> [TASK DIRECTIONS]
Of the lines below, how many hold the string "Rate"? Give only the number.

> [ROWS]
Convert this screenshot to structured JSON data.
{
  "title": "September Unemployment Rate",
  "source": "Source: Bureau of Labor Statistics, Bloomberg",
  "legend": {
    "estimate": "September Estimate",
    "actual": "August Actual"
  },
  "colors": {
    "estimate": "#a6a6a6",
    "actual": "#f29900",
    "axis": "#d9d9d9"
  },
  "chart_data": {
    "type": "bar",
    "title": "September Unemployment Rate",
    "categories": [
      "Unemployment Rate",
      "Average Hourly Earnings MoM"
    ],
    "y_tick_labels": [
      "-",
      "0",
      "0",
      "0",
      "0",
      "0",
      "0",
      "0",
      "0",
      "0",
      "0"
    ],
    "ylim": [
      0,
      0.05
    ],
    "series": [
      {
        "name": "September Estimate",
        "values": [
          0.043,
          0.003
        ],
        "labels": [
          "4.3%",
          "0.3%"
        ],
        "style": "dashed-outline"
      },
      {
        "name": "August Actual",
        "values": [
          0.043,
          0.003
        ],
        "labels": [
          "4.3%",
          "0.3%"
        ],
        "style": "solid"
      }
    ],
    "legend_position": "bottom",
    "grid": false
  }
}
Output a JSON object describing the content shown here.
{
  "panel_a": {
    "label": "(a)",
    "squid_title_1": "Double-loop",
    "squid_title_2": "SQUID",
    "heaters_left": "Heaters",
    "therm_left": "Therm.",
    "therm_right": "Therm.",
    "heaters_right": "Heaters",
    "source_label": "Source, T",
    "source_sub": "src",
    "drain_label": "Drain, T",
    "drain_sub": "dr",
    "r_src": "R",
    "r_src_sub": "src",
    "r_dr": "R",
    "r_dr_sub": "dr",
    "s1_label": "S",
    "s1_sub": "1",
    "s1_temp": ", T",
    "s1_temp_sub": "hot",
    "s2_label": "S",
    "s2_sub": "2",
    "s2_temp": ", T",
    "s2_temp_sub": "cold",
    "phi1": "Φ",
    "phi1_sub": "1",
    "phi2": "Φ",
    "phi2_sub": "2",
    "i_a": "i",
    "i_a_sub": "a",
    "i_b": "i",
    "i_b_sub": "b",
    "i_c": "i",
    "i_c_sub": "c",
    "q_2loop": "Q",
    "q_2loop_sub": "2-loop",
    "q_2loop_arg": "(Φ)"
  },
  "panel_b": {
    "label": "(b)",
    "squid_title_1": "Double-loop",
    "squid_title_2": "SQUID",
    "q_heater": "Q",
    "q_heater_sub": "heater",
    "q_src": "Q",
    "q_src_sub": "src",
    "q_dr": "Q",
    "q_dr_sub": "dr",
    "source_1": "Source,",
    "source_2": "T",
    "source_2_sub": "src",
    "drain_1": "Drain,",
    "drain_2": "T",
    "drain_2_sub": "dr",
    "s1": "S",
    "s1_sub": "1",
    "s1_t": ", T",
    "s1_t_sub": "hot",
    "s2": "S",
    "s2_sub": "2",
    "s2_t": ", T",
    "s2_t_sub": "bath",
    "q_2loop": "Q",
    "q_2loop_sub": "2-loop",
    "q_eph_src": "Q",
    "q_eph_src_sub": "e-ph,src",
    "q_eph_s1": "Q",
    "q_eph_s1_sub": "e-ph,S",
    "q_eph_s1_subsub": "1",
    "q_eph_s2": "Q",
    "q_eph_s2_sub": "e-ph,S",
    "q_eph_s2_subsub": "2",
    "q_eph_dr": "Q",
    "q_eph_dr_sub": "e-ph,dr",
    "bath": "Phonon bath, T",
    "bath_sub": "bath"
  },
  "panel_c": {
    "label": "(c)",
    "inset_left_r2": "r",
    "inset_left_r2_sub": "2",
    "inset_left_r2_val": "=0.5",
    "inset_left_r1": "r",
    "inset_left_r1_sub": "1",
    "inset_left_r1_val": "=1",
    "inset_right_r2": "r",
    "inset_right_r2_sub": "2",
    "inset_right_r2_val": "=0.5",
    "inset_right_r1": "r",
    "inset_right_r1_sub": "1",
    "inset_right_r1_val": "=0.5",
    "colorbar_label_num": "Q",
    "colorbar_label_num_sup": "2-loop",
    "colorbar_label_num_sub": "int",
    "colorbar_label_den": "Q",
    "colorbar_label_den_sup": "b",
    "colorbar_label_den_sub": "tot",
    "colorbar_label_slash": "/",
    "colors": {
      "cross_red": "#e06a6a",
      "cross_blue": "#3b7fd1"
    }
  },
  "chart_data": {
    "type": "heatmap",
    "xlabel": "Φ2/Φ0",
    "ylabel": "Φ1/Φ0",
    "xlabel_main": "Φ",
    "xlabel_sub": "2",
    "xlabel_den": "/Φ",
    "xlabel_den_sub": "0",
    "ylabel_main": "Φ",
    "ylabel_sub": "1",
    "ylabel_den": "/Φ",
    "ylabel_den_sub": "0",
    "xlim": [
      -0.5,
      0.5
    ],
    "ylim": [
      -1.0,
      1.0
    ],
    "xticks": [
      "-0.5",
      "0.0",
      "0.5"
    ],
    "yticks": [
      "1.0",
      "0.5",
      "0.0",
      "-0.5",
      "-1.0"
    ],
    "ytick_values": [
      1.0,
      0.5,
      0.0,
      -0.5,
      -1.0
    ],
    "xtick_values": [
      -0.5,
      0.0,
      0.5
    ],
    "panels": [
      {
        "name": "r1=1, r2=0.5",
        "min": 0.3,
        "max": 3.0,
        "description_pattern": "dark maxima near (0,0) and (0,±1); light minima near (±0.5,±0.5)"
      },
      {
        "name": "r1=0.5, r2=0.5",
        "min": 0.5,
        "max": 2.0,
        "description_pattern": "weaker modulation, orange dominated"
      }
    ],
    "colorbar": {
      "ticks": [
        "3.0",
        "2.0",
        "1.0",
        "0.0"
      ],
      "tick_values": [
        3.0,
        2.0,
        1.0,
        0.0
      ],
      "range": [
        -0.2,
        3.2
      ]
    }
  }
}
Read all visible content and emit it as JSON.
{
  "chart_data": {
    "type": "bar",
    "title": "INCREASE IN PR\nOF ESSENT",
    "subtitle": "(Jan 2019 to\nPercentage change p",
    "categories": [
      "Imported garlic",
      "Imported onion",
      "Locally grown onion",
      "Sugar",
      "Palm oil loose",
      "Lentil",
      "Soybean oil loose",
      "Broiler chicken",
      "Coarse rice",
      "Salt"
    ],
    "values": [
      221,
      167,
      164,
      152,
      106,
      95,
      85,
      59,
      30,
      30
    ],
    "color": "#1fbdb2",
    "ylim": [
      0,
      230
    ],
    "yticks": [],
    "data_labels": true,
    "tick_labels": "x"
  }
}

> [SOLUTION]
3